* EXERCISE BRIEF *
Output the material below in full, exactly as it is.

>> BEGIN PROVIDED RECORDS

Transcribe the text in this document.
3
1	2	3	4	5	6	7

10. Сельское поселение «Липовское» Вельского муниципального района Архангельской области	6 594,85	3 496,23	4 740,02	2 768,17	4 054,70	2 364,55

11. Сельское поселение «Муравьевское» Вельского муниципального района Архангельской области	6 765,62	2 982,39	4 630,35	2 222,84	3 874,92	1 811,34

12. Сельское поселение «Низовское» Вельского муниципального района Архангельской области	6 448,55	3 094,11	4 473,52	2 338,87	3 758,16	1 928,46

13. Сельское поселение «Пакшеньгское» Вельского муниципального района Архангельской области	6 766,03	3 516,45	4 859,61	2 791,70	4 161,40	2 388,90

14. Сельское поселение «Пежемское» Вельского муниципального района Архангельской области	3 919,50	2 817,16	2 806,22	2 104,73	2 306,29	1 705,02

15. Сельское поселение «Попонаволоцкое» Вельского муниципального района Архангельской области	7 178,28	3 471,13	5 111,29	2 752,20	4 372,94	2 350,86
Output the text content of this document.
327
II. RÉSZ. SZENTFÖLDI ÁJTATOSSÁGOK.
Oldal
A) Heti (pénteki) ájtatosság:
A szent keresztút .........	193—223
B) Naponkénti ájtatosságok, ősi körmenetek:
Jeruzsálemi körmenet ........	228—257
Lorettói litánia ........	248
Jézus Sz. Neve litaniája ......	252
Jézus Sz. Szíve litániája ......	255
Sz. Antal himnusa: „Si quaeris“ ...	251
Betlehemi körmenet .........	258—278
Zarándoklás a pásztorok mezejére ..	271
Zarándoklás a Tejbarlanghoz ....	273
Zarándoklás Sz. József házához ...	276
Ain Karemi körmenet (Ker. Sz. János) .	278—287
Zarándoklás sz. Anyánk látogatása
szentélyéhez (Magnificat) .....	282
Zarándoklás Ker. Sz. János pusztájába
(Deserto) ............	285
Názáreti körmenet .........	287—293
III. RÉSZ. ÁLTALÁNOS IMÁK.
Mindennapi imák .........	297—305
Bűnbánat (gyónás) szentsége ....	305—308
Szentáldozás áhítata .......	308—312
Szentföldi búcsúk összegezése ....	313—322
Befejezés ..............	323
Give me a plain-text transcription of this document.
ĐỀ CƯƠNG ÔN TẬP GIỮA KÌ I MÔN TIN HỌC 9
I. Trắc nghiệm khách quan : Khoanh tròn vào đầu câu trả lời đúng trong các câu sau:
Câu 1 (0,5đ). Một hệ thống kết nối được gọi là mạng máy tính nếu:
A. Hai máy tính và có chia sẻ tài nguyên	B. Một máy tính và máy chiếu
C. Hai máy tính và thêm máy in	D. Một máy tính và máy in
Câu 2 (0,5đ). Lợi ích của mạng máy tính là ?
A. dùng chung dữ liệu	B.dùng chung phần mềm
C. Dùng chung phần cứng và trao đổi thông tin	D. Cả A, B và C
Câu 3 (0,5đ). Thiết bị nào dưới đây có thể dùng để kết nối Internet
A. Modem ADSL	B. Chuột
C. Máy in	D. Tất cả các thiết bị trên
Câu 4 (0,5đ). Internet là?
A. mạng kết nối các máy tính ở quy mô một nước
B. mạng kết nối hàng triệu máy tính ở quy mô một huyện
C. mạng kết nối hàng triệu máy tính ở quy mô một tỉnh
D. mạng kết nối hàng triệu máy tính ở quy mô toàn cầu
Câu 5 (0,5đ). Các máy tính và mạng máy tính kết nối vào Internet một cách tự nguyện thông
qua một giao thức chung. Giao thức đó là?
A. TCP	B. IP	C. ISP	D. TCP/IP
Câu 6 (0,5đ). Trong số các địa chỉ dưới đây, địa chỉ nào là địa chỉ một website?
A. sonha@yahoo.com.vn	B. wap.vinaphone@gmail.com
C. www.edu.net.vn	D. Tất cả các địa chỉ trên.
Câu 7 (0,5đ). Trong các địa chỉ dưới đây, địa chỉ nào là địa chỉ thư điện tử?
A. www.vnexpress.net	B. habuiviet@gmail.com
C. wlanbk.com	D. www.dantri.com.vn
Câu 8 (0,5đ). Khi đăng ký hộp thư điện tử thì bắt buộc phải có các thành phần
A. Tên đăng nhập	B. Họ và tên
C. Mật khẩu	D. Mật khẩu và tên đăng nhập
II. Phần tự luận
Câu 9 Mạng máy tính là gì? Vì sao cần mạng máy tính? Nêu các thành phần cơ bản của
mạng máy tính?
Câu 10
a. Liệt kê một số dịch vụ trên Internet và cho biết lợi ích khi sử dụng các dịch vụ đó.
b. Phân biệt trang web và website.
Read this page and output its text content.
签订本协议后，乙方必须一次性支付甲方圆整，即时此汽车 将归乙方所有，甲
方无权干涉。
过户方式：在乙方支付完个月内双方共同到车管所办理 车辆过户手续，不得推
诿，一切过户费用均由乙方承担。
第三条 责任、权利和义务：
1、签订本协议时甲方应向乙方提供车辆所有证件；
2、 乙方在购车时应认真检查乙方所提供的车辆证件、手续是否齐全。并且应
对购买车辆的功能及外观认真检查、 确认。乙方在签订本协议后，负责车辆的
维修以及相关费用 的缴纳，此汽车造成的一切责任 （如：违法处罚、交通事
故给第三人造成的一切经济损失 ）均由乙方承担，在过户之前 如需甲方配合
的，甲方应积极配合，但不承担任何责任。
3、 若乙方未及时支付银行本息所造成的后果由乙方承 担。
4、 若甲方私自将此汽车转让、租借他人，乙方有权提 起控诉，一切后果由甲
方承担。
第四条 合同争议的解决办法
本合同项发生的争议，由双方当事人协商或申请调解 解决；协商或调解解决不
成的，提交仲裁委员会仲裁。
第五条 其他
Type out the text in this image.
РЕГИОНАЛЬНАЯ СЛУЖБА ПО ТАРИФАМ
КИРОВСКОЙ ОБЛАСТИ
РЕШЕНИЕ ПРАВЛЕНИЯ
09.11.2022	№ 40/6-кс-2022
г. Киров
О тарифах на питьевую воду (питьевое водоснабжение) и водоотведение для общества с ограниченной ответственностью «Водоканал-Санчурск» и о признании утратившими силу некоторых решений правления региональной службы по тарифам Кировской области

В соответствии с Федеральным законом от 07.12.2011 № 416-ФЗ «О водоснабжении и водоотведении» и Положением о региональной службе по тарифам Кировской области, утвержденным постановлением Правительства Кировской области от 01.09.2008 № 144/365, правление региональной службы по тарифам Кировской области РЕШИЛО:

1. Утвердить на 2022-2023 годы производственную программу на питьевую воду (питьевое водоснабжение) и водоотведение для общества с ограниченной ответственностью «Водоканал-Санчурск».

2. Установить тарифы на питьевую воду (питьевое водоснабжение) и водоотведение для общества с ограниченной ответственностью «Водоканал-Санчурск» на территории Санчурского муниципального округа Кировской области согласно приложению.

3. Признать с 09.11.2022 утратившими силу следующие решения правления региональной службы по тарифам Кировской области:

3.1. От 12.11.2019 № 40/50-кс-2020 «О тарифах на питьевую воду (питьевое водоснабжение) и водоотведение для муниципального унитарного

>> END PROVIDED RECORDS

* RESPONSE TO THE TASK *
Transcribe the text in this document.
3
1	2	3	4	5	6	7

10. Сельское поселение «Липовское» Вельского муниципального района Архангельской области	6 594,85	3 496,23	4 740,02	2 768,17	4 054,70	2 364,55

11. Сельское поселение «Муравьевское» Вельского муниципального района Архангельской области	6 765,62	2 982,39	4 630,35	2 222,84	3 874,92	1 811,34

12. Сельское поселение «Низовское» Вельского муниципального района Архангельской области	6 448,55	3 094,11	4 473,52	2 338,87	3 758,16	1 928,46

13. Сельское поселение «Пакшеньгское» Вельского муниципального района Архангельской области	6 766,03	3 516,45	4 859,61	2 791,70	4 161,40	2 388,90

14. Сельское поселение «Пежемское» Вельского муниципального района Архангельской области	3 919,50	2 817,16	2 806,22	2 104,73	2 306,29	1 705,02

15. Сельское поселение «Попонаволоцкое» Вельского муниципального района Архангельской области	7 178,28	3 471,13	5 111,29	2 752,20	4 372,94	2 350,86
Output the text content of this document.
327
II. RÉSZ. SZENTFÖLDI ÁJTATOSSÁGOK.
Oldal
A) Heti (pénteki) ájtatosság:
A szent keresztút .........	193—223
B) Naponkénti ájtatosságok, ősi körmenetek:
Jeruzsálemi körmenet ........	228—257
Lorettói litánia ........	248
Jézus Sz. Neve litaniája ......	252
Jézus Sz. Szíve litániája ......	255
Sz. Antal himnusa: „Si quaeris“ ...	251
Betlehemi körmenet .........	258—278
Zarándoklás a pásztorok mezejére ..	271
Zarándoklás a Tejbarlanghoz ....	273
Zarándoklás Sz. József házához ...	276
Ain Karemi körmenet (Ker. Sz. János) .	278—287
Zarándoklás sz. Anyánk látogatása
szentélyéhez (Magnificat) .....	282
Zarándoklás Ker. Sz. János pusztájába
(Deserto) ............	285
Názáreti körmenet .........	287—293
III. RÉSZ. ÁLTALÁNOS IMÁK.
Mindennapi imák .........	297—305
Bűnbánat (gyónás) szentsége ....	305—308
Szentáldozás áhítata .......	308—312
Szentföldi búcsúk összegezése ....	313—322
Befejezés ..............	323
Give me a plain-text transcription of this document.
ĐỀ CƯƠNG ÔN TẬP GIỮA KÌ I MÔN TIN HỌC 9
I. Trắc nghiệm khách quan : Khoanh tròn vào đầu câu trả lời đúng trong các câu sau:
Câu 1 (0,5đ). Một hệ thống kết nối được gọi là mạng máy tính nếu:
A. Hai máy tính và có chia sẻ tài nguyên	B. Một máy tính và máy chiếu
C. Hai máy tính và thêm máy in	D. Một máy tính và máy in
Câu 2 (0,5đ). Lợi ích của mạng máy tính là ?
A. dùng chung dữ liệu	B.dùng chung phần mềm
C. Dùng chung phần cứng và trao đổi thông tin	D. Cả A, B và C
Câu 3 (0,5đ). Thiết bị nào dưới đây có thể dùng để kết nối Internet
A. Modem ADSL	B. Chuột
C. Máy in	D. Tất cả các thiết bị trên
Câu 4 (0,5đ). Internet là?
A. mạng kết nối các máy tính ở quy mô một nước
B. mạng kết nối hàng triệu máy tính ở quy mô một huyện
C. mạng kết nối hàng triệu máy tính ở quy mô một tỉnh
D. mạng kết nối hàng triệu máy tính ở quy mô toàn cầu
Câu 5 (0,5đ). Các máy tính và mạng máy tính kết nối vào Internet một cách tự nguyện thông
qua một giao thức chung. Giao thức đó là?
A. TCP	B. IP	C. ISP	D. TCP/IP
Câu 6 (0,5đ). Trong số các địa chỉ dưới đây, địa chỉ nào là địa chỉ một website?
A. sonha@yahoo.com.vn	B. wap.vinaphone@gmail.com
C. www.edu.net.vn	D. Tất cả các địa chỉ trên.
Câu 7 (0,5đ). Trong các địa chỉ dưới đây, địa chỉ nào là địa chỉ thư điện tử?
A. www.vnexpress.net	B. habuiviet@gmail.com
C. wlanbk.com	D. www.dantri.com.vn
Câu 8 (0,5đ). Khi đăng ký hộp thư điện tử thì bắt buộc phải có các thành phần
A. Tên đăng nhập	B. Họ và tên
C. Mật khẩu	D. Mật khẩu và tên đăng nhập
II. Phần tự luận
Câu 9 Mạng máy tính là gì? Vì sao cần mạng máy tính? Nêu các thành phần cơ bản của
mạng máy tính?
Câu 10
a. Liệt kê một số dịch vụ trên Internet và cho biết lợi ích khi sử dụng các dịch vụ đó.
b. Phân biệt trang web và website.
Read this page and output its text content.
签订本协议后，乙方必须一次性支付甲方圆整，即时此汽车 将归乙方所有，甲
方无权干涉。
过户方式：在乙方支付完个月内双方共同到车管所办理 车辆过户手续，不得推
诿，一切过户费用均由乙方承担。
第三条 责任、权利和义务：
1、签订本协议时甲方应向乙方提供车辆所有证件；
2、 乙方在购车时应认真检查乙方所提供的车辆证件、手续是否齐全。并且应
对购买车辆的功能及外观认真检查、 确认。乙方在签订本协议后，负责车辆的
维修以及相关费用 的缴纳，此汽车造成的一切责任 （如：违法处罚、交通事
故给第三人造成的一切经济损失 ）均由乙方承担，在过户之前 如需甲方配合
的，甲方应积极配合，但不承担任何责任。
3、 若乙方未及时支付银行本息所造成的后果由乙方承 担。
4、 若甲方私自将此汽车转让、租借他人，乙方有权提 起控诉，一切后果由甲
方承担。
第四条 合同争议的解决办法
本合同项发生的争议，由双方当事人协商或申请调解 解决；协商或调解解决不
成的，提交仲裁委员会仲裁。
第五条 其他
Type out the text in this image.
РЕГИОНАЛЬНАЯ СЛУЖБА ПО ТАРИФАМ
КИРОВСКОЙ ОБЛАСТИ
РЕШЕНИЕ ПРАВЛЕНИЯ
09.11.2022	№ 40/6-кс-2022
г. Киров
О тарифах на питьевую воду (питьевое водоснабжение) и водоотведение для общества с ограниченной ответственностью «Водоканал-Санчурск» и о признании утратившими силу некоторых решений правления региональной службы по тарифам Кировской области

В соответствии с Федеральным законом от 07.12.2011 № 416-ФЗ «О водоснабжении и водоотведении» и Положением о региональной службе по тарифам Кировской области, утвержденным постановлением Правительства Кировской области от 01.09.2008 № 144/365, правление региональной службы по тарифам Кировской области РЕШИЛО:

1. Утвердить на 2022-2023 годы производственную программу на питьевую воду (питьевое водоснабжение) и водоотведение для общества с ограниченной ответственностью «Водоканал-Санчурск».

2. Установить тарифы на питьевую воду (питьевое водоснабжение) и водоотведение для общества с ограниченной ответственностью «Водоканал-Санчурск» на территории Санчурского муниципального округа Кировской области согласно приложению.

3. Признать с 09.11.2022 утратившими силу следующие решения правления региональной службы по тарифам Кировской области:

3.1. От 12.11.2019 № 40/50-кс-2020 «О тарифах на питьевую воду (питьевое водоснабжение) и водоотведение для муниципального унитарного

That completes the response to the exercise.